INPUT:
-- Start --

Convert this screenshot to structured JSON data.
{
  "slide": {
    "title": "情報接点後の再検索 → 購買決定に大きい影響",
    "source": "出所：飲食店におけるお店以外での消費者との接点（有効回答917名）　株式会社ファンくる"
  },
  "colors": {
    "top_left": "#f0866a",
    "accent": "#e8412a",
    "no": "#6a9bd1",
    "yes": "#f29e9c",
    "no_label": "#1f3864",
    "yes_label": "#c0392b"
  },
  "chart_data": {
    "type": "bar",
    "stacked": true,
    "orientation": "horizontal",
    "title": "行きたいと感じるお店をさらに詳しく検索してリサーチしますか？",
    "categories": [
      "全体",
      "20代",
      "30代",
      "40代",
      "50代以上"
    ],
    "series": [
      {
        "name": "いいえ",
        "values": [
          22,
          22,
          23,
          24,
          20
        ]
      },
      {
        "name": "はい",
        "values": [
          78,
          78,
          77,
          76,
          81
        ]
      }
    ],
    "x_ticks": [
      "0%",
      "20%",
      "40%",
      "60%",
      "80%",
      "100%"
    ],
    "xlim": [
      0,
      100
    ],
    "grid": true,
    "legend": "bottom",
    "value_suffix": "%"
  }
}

-- End --

DIRECTIONS FOR THIS TASK:
Gather up the lines containing the word "title" from these records and copy them.

THE SOLUTION:
    "title": "情報接点後の再検索 → 購買決定に大きい影響",
    "title": "行きたいと感じるお店をさらに詳しく検索してリサーチしますか？",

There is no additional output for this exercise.